(Extracted data entries)
====================
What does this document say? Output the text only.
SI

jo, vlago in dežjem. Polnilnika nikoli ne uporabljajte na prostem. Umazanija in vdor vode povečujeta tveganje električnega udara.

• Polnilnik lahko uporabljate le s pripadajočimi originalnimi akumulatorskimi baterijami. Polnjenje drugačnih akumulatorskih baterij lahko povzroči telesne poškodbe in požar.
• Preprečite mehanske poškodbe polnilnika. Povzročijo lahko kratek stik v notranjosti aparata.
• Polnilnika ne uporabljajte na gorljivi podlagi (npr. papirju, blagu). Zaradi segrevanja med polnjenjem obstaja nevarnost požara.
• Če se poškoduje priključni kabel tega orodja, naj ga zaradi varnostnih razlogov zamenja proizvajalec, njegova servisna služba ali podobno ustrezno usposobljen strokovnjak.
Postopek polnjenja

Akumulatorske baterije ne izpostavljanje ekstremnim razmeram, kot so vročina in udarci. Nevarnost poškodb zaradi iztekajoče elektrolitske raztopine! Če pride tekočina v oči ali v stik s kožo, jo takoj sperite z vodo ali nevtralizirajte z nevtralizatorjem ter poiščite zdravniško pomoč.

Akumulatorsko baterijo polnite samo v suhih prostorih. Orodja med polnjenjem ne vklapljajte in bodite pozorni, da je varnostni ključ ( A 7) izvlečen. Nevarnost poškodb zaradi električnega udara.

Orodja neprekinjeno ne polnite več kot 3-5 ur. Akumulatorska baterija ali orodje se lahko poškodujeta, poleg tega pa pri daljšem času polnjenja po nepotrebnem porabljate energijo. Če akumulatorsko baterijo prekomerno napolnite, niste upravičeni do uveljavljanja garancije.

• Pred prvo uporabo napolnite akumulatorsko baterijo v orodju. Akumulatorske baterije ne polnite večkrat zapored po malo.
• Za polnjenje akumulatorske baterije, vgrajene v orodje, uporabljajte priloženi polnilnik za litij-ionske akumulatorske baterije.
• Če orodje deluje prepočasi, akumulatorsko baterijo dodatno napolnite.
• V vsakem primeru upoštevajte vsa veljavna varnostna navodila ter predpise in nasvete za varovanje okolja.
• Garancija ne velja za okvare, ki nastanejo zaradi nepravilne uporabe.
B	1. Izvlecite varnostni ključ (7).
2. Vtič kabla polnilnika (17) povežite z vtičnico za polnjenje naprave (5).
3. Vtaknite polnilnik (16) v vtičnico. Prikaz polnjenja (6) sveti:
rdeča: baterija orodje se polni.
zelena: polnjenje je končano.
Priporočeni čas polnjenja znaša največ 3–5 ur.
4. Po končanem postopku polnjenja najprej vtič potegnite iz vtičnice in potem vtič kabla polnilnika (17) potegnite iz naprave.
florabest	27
====================
§ Written problem
Copy each record from above without leaving any out.

§ Answer to the task
What does this document say? Output the text only.
SI

jo, vlago in dežjem. Polnilnika nikoli ne uporabljajte na prostem. Umazanija in vdor vode povečujeta tveganje električnega udara.

• Polnilnik lahko uporabljate le s pripadajočimi originalnimi akumulatorskimi baterijami. Polnjenje drugačnih akumulatorskih baterij lahko povzroči telesne poškodbe in požar.
• Preprečite mehanske poškodbe polnilnika. Povzročijo lahko kratek stik v notranjosti aparata.
• Polnilnika ne uporabljajte na gorljivi podlagi (npr. papirju, blagu). Zaradi segrevanja med polnjenjem obstaja nevarnost požara.
• Če se poškoduje priključni kabel tega orodja, naj ga zaradi varnostnih razlogov zamenja proizvajalec, njegova servisna služba ali podobno ustrezno usposobljen strokovnjak.
Postopek polnjenja

Akumulatorske baterije ne izpostavljanje ekstremnim razmeram, kot so vročina in udarci. Nevarnost poškodb zaradi iztekajoče elektrolitske raztopine! Če pride tekočina v oči ali v stik s kožo, jo takoj sperite z vodo ali nevtralizirajte z nevtralizatorjem ter poiščite zdravniško pomoč.

Akumulatorsko baterijo polnite samo v suhih prostorih. Orodja med polnjenjem ne vklapljajte in bodite pozorni, da je varnostni ključ ( A 7) izvlečen. Nevarnost poškodb zaradi električnega udara.

Orodja neprekinjeno ne polnite več kot 3-5 ur. Akumulatorska baterija ali orodje se lahko poškodujeta, poleg tega pa pri daljšem času polnjenja po nepotrebnem porabljate energijo. Če akumulatorsko baterijo prekomerno napolnite, niste upravičeni do uveljavljanja garancije.

• Pred prvo uporabo napolnite akumulatorsko baterijo v orodju. Akumulatorske baterije ne polnite večkrat zapored po malo.
• Za polnjenje akumulatorske baterije, vgrajene v orodje, uporabljajte priloženi polnilnik za litij-ionske akumulatorske baterije.
• Če orodje deluje prepočasi, akumulatorsko baterijo dodatno napolnite.
• V vsakem primeru upoštevajte vsa veljavna varnostna navodila ter predpise in nasvete za varovanje okolja.
• Garancija ne velja za okvare, ki nastanejo zaradi nepravilne uporabe.
B	1. Izvlecite varnostni ključ (7).
2. Vtič kabla polnilnika (17) povežite z vtičnico za polnjenje naprave (5).
3. Vtaknite polnilnik (16) v vtičnico. Prikaz polnjenja (6) sveti:
rdeča: baterija orodje se polni.
zelena: polnjenje je končano.
Priporočeni čas polnjenja znaša največ 3–5 ur.
4. Po končanem postopku polnjenja najprej vtič potegnite iz vtičnice in potem vtič kabla polnilnika (17) potegnite iz naprave.
florabest	27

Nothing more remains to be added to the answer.